What the exercise asks: What follows is a block of records; reproduce all of it verbatim.

Start of Supplied material

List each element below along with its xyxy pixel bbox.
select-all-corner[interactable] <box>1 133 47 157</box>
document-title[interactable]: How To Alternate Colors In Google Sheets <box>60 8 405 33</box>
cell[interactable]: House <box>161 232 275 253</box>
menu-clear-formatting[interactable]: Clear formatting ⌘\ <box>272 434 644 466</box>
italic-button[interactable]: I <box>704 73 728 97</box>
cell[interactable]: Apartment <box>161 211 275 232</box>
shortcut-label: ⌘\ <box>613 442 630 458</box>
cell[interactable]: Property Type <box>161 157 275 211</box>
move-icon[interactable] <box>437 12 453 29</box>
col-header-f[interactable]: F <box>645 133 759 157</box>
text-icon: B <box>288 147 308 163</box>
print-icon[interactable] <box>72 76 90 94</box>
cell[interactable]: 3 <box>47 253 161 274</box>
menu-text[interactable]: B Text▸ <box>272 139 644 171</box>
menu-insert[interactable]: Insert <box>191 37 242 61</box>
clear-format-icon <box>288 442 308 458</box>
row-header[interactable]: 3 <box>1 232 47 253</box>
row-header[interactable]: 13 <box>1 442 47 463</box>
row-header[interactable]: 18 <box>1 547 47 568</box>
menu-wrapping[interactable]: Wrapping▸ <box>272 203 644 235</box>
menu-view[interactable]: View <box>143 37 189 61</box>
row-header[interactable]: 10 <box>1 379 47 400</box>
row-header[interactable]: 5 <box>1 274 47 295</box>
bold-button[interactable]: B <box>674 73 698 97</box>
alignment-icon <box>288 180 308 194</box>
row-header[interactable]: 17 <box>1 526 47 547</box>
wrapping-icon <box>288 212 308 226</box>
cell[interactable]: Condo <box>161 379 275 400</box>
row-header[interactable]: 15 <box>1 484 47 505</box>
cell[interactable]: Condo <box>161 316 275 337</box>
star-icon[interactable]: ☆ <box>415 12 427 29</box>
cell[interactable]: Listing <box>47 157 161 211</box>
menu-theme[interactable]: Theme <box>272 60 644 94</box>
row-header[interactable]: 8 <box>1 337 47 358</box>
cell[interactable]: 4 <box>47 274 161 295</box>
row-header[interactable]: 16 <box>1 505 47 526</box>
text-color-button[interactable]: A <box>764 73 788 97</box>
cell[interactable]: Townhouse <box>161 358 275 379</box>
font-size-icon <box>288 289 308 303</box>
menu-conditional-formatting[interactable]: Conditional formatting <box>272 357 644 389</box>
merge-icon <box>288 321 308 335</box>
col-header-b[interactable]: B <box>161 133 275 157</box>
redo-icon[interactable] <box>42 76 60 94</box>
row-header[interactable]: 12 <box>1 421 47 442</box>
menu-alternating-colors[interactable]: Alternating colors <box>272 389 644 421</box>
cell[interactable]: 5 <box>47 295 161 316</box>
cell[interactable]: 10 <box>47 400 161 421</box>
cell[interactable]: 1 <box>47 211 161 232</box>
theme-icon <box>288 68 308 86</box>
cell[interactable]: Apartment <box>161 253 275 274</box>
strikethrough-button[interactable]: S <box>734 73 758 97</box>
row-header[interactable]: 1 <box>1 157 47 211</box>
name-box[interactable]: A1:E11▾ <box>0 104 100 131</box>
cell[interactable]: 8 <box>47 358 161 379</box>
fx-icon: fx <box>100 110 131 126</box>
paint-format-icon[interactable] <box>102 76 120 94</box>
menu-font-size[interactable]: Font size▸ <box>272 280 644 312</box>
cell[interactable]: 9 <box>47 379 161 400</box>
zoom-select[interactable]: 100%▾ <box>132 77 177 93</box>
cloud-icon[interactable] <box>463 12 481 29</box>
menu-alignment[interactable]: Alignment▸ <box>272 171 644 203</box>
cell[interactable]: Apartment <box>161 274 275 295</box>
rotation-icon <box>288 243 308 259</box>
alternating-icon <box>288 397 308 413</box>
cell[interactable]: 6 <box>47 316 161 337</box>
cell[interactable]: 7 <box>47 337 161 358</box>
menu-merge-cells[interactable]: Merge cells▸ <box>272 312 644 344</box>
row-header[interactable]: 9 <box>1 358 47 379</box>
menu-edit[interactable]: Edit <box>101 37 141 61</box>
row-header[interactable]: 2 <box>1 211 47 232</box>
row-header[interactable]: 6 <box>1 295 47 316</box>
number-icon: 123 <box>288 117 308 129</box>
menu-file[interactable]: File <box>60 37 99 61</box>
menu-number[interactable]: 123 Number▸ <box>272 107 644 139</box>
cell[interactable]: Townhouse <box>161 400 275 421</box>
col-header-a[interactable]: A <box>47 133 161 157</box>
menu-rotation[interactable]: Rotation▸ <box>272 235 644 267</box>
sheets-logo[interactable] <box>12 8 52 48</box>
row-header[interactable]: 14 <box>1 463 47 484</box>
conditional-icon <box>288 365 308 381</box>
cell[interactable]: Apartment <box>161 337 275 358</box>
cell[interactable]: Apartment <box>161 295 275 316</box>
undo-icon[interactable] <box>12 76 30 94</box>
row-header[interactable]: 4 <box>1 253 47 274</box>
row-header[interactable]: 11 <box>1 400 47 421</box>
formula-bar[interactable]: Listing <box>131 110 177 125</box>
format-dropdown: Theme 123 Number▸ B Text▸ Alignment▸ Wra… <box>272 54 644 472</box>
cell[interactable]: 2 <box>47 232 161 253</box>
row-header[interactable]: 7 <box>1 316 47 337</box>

End of Supplied material

Solution for this problem:
List each element below along with its xyxy pixel bbox.
select-all-corner[interactable] <box>1 133 47 157</box>
document-title[interactable]: How To Alternate Colors In Google Sheets <box>60 8 405 33</box>
cell[interactable]: House <box>161 232 275 253</box>
menu-clear-formatting[interactable]: Clear formatting ⌘\ <box>272 434 644 466</box>
italic-button[interactable]: I <box>704 73 728 97</box>
cell[interactable]: Apartment <box>161 211 275 232</box>
shortcut-label: ⌘\ <box>613 442 630 458</box>
cell[interactable]: Property Type <box>161 157 275 211</box>
move-icon[interactable] <box>437 12 453 29</box>
col-header-f[interactable]: F <box>645 133 759 157</box>
text-icon: B <box>288 147 308 163</box>
print-icon[interactable] <box>72 76 90 94</box>
cell[interactable]: 3 <box>47 253 161 274</box>
menu-text[interactable]: B Text▸ <box>272 139 644 171</box>
menu-insert[interactable]: Insert <box>191 37 242 61</box>
clear-format-icon <box>288 442 308 458</box>
row-header[interactable]: 3 <box>1 232 47 253</box>
row-header[interactable]: 13 <box>1 442 47 463</box>
row-header[interactable]: 18 <box>1 547 47 568</box>
menu-wrapping[interactable]: Wrapping▸ <box>272 203 644 235</box>
menu-view[interactable]: View <box>143 37 189 61</box>
row-header[interactable]: 10 <box>1 379 47 400</box>
row-header[interactable]: 5 <box>1 274 47 295</box>
bold-button[interactable]: B <box>674 73 698 97</box>
alignment-icon <box>288 180 308 194</box>
row-header[interactable]: 17 <box>1 526 47 547</box>
wrapping-icon <box>288 212 308 226</box>
cell[interactable]: Condo <box>161 379 275 400</box>
row-header[interactable]: 15 <box>1 484 47 505</box>
cell[interactable]: Condo <box>161 316 275 337</box>
star-icon[interactable]: ☆ <box>415 12 427 29</box>
cell[interactable]: Listing <box>47 157 161 211</box>
menu-theme[interactable]: Theme <box>272 60 644 94</box>
row-header[interactable]: 8 <box>1 337 47 358</box>
cell[interactable]: 4 <box>47 274 161 295</box>
row-header[interactable]: 16 <box>1 505 47 526</box>
text-color-button[interactable]: A <box>764 73 788 97</box>
cell[interactable]: Townhouse <box>161 358 275 379</box>
font-size-icon <box>288 289 308 303</box>
menu-conditional-formatting[interactable]: Conditional formatting <box>272 357 644 389</box>
merge-icon <box>288 321 308 335</box>
col-header-b[interactable]: B <box>161 133 275 157</box>
redo-icon[interactable] <box>42 76 60 94</box>
row-header[interactable]: 12 <box>1 421 47 442</box>
menu-alternating-colors[interactable]: Alternating colors <box>272 389 644 421</box>
cell[interactable]: 5 <box>47 295 161 316</box>
cell[interactable]: 10 <box>47 400 161 421</box>
cell[interactable]: 1 <box>47 211 161 232</box>
theme-icon <box>288 68 308 86</box>
cell[interactable]: Apartment <box>161 253 275 274</box>
strikethrough-button[interactable]: S <box>734 73 758 97</box>
row-header[interactable]: 1 <box>1 157 47 211</box>
name-box[interactable]: A1:E11▾ <box>0 104 100 131</box>
cell[interactable]: 8 <box>47 358 161 379</box>
fx-icon: fx <box>100 110 131 126</box>
paint-format-icon[interactable] <box>102 76 120 94</box>
menu-font-size[interactable]: Font size▸ <box>272 280 644 312</box>
cell[interactable]: 9 <box>47 379 161 400</box>
zoom-select[interactable]: 100%▾ <box>132 77 177 93</box>
cloud-icon[interactable] <box>463 12 481 29</box>
menu-alignment[interactable]: Alignment▸ <box>272 171 644 203</box>
cell[interactable]: Apartment <box>161 274 275 295</box>
rotation-icon <box>288 243 308 259</box>
alternating-icon <box>288 397 308 413</box>
cell[interactable]: 6 <box>47 316 161 337</box>
cell[interactable]: 7 <box>47 337 161 358</box>
menu-merge-cells[interactable]: Merge cells▸ <box>272 312 644 344</box>
row-header[interactable]: 9 <box>1 358 47 379</box>
menu-edit[interactable]: Edit <box>101 37 141 61</box>
row-header[interactable]: 2 <box>1 211 47 232</box>
row-header[interactable]: 6 <box>1 295 47 316</box>
number-icon: 123 <box>288 117 308 129</box>
menu-file[interactable]: File <box>60 37 99 61</box>
menu-number[interactable]: 123 Number▸ <box>272 107 644 139</box>
cell[interactable]: Townhouse <box>161 400 275 421</box>
col-header-a[interactable]: A <box>47 133 161 157</box>
menu-rotation[interactable]: Rotation▸ <box>272 235 644 267</box>
sheets-logo[interactable] <box>12 8 52 48</box>
row-header[interactable]: 14 <box>1 463 47 484</box>
conditional-icon <box>288 365 308 381</box>
cell[interactable]: Apartment <box>161 337 275 358</box>
cell[interactable]: Apartment <box>161 295 275 316</box>
undo-icon[interactable] <box>12 76 30 94</box>
row-header[interactable]: 4 <box>1 253 47 274</box>
row-header[interactable]: 11 <box>1 400 47 421</box>
formula-bar[interactable]: Listing <box>131 110 177 125</box>
format-dropdown: Theme 123 Number▸ B Text▸ Alignment▸ Wra… <box>272 54 644 472</box>
cell[interactable]: 2 <box>47 232 161 253</box>
row-header[interactable]: 7 <box>1 316 47 337</box>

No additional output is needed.